*** 给定条目 ***
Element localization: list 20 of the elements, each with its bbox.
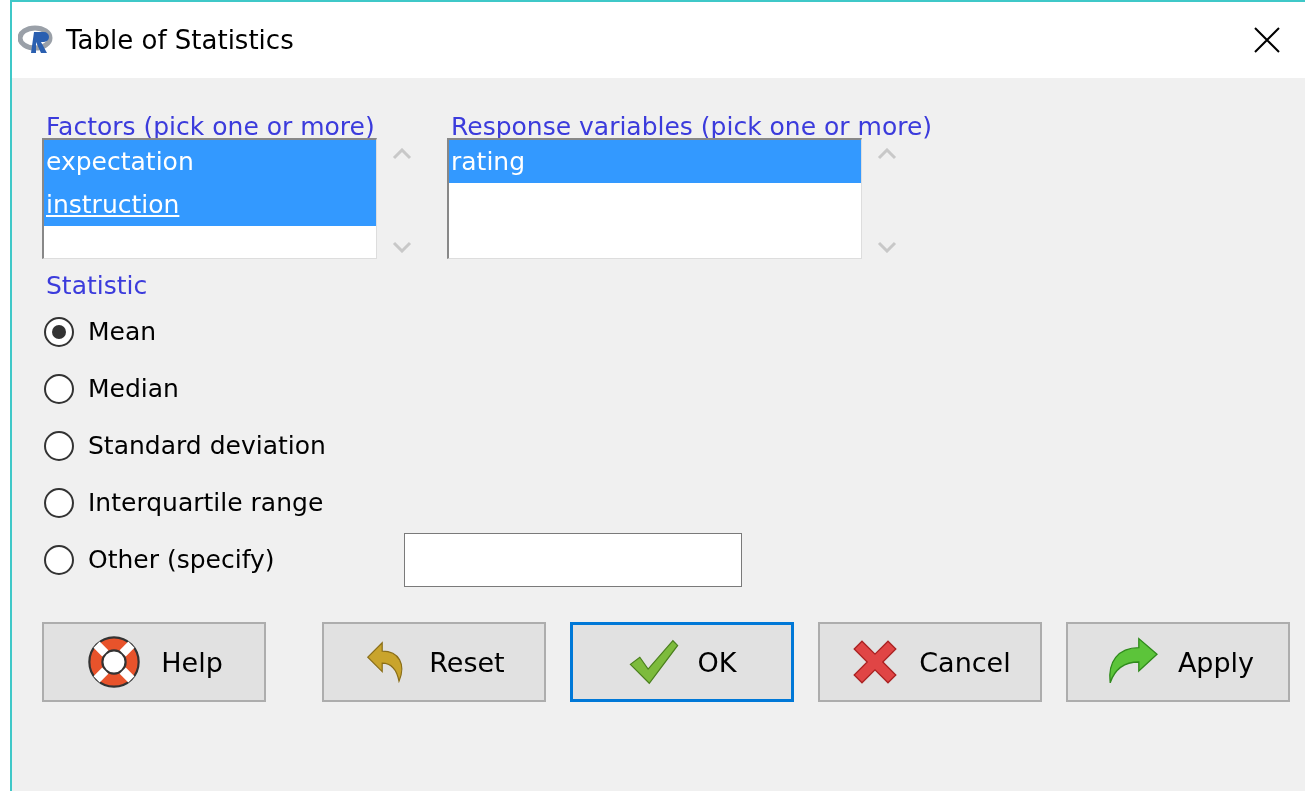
***
*** 给定条目 ***
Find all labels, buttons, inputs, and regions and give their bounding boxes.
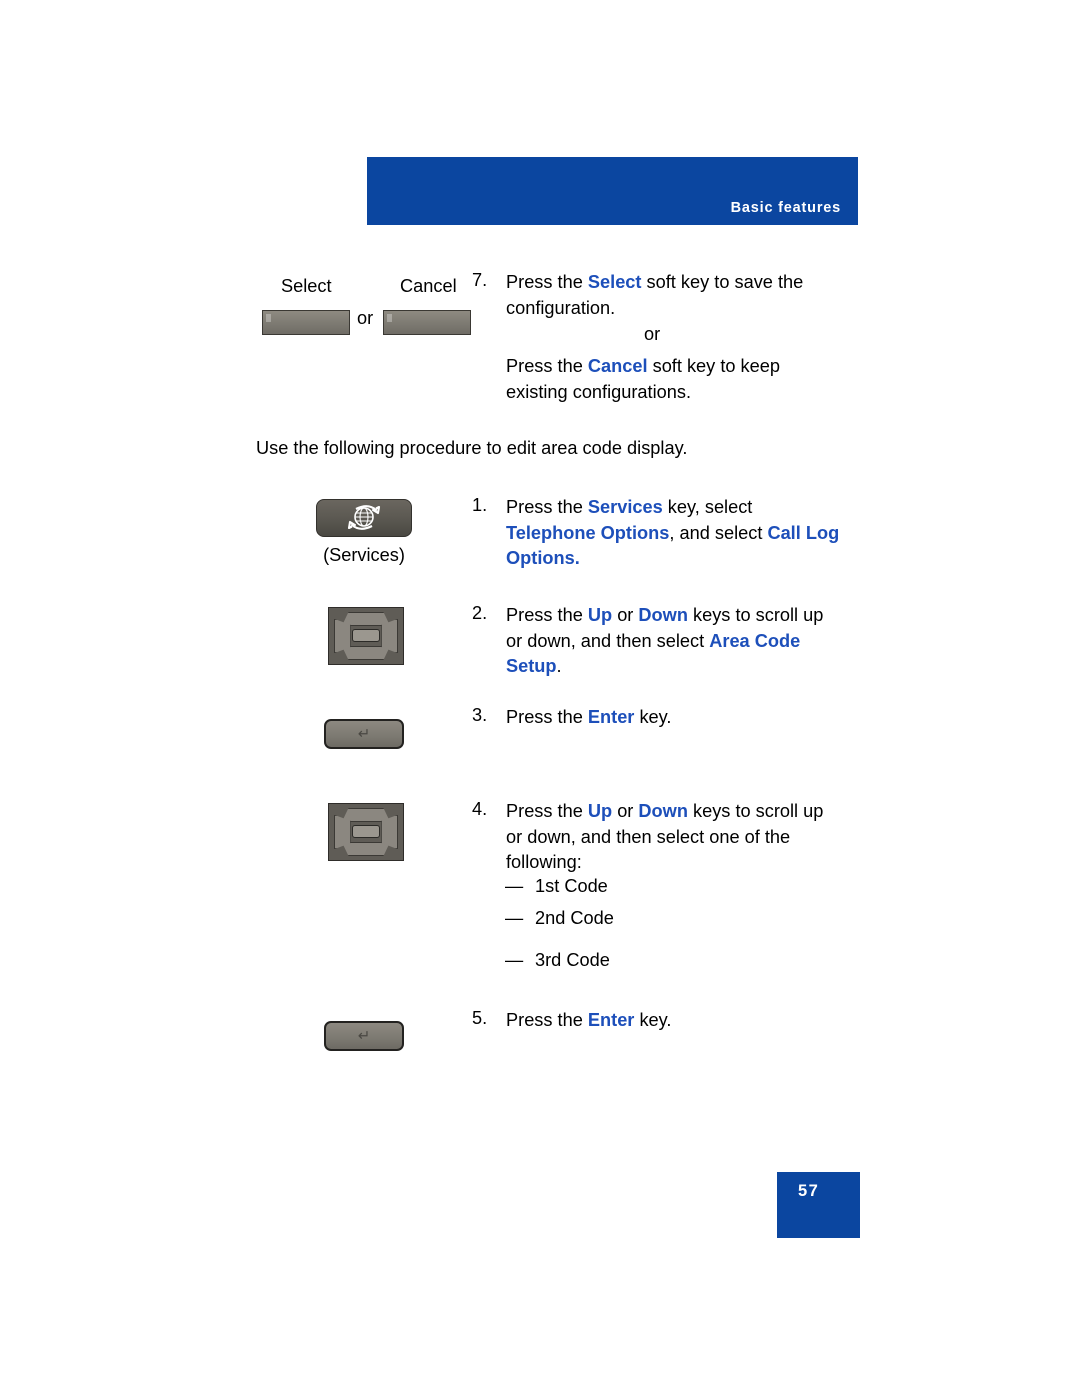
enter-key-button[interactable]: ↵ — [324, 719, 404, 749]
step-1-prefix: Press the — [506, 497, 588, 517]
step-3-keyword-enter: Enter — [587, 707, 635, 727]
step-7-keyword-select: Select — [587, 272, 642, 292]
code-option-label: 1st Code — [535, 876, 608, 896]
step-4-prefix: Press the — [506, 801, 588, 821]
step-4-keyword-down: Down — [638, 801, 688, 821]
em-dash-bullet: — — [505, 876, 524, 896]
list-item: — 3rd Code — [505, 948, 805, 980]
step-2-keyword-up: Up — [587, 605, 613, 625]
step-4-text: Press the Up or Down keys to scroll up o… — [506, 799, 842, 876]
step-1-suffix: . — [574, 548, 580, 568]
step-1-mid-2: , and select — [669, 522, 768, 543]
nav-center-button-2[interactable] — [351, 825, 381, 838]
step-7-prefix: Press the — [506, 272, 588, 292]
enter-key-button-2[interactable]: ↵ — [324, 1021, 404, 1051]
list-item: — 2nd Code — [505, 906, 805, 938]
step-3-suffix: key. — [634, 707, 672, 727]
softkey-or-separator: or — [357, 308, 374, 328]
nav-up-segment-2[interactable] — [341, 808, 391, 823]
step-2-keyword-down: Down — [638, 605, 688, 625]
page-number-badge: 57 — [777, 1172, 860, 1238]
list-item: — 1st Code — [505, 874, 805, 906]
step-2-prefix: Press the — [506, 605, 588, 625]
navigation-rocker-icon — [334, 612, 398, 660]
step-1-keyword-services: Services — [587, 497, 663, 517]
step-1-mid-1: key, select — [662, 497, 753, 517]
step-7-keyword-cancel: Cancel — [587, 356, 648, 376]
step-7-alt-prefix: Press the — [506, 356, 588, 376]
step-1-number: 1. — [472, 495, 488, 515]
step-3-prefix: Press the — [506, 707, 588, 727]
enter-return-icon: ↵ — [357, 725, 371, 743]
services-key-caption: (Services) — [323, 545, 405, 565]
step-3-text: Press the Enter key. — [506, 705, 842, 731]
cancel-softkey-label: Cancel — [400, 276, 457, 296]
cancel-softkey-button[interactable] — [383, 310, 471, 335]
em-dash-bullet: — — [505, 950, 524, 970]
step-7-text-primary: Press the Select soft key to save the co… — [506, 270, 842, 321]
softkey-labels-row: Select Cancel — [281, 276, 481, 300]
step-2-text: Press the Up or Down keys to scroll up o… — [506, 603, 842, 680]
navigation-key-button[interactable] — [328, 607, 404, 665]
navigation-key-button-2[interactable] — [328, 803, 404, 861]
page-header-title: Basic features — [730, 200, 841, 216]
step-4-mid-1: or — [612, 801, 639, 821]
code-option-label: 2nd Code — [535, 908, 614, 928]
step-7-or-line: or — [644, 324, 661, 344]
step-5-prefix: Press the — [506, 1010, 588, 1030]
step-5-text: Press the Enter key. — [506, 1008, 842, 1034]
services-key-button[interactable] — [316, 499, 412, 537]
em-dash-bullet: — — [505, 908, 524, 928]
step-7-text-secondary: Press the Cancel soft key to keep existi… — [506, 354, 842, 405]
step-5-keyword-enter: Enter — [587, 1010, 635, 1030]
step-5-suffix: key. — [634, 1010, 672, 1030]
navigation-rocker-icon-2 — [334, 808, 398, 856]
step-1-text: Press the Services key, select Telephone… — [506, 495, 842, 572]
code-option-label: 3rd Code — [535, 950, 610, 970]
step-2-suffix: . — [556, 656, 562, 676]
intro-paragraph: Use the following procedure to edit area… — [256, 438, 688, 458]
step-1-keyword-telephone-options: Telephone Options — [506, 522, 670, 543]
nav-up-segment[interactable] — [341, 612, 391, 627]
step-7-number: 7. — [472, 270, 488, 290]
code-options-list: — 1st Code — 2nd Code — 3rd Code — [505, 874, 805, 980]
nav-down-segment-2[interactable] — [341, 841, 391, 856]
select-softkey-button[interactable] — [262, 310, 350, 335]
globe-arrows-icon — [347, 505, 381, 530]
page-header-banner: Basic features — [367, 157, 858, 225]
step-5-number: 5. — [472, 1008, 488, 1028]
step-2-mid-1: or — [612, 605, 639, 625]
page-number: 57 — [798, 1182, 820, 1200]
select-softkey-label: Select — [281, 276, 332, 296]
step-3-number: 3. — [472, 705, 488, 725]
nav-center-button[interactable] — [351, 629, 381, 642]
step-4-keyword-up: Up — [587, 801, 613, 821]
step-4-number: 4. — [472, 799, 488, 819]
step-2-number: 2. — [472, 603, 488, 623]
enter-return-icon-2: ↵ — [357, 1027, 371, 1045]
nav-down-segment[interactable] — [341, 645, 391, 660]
***
- 待完成任务 -
将从含有“Find all labels, buttons, inputs, and”的一行起、到含有“softkey-labels-row: Select Cancel”的一行为止（两端均包括）的各行重新写出，把其中的“1st Code”替换为“First Code”，其余一律不动，图片不要写入答案。

- 练习结果 -
Find all labels, buttons, inputs, and regions and give their bounding boxes.
enter-key-button[interactable]: ↵ — [324, 719, 404, 749]
step-1-prefix: Press the — [506, 497, 588, 517]
step-3-keyword-enter: Enter — [587, 707, 635, 727]
step-7-keyword-select: Select — [587, 272, 642, 292]
code-option-label: First Code — [535, 876, 608, 896]
step-4-prefix: Press the — [506, 801, 588, 821]
step-4-keyword-down: Down — [638, 801, 688, 821]
em-dash-bullet: — — [505, 876, 524, 896]
list-item: — 3rd Code — [505, 948, 805, 980]
step-2-keyword-up: Up — [587, 605, 613, 625]
step-4-text: Press the Up or Down keys to scroll up o… — [506, 799, 842, 876]
step-1-suffix: . — [574, 548, 580, 568]
step-1-mid-2: , and select — [669, 522, 768, 543]
nav-center-button-2[interactable] — [351, 825, 381, 838]
step-7-prefix: Press the — [506, 272, 588, 292]
enter-key-button-2[interactable]: ↵ — [324, 1021, 404, 1051]
list-item: — 2nd Code — [505, 906, 805, 938]
step-3-suffix: key. — [634, 707, 672, 727]
softkey-or-separator: or — [357, 308, 374, 328]
nav-up-segment-2[interactable] — [341, 808, 391, 823]
step-2-keyword-down: Down — [638, 605, 688, 625]
page-number-badge: 57 — [777, 1172, 860, 1238]
list-item: — First Code — [505, 874, 805, 906]
step-2-prefix: Press the — [506, 605, 588, 625]
navigation-rocker-icon — [334, 612, 398, 660]
step-1-keyword-services: Services — [587, 497, 663, 517]
step-1-mid-1: key, select — [662, 497, 753, 517]
step-7-keyword-cancel: Cancel — [587, 356, 648, 376]
step-7-alt-prefix: Press the — [506, 356, 588, 376]
step-1-number: 1. — [472, 495, 488, 515]
step-3-prefix: Press the — [506, 707, 588, 727]
enter-return-icon: ↵ — [357, 725, 371, 743]
services-key-caption: (Services) — [323, 545, 405, 565]
step-3-text: Press the Enter key. — [506, 705, 842, 731]
cancel-softkey-label: Cancel — [400, 276, 457, 296]
cancel-softkey-button[interactable] — [383, 310, 471, 335]
em-dash-bullet: — — [505, 950, 524, 970]
step-7-text-primary: Press the Select soft key to save the co… — [506, 270, 842, 321]
softkey-labels-row: Select Cancel — [281, 276, 481, 300]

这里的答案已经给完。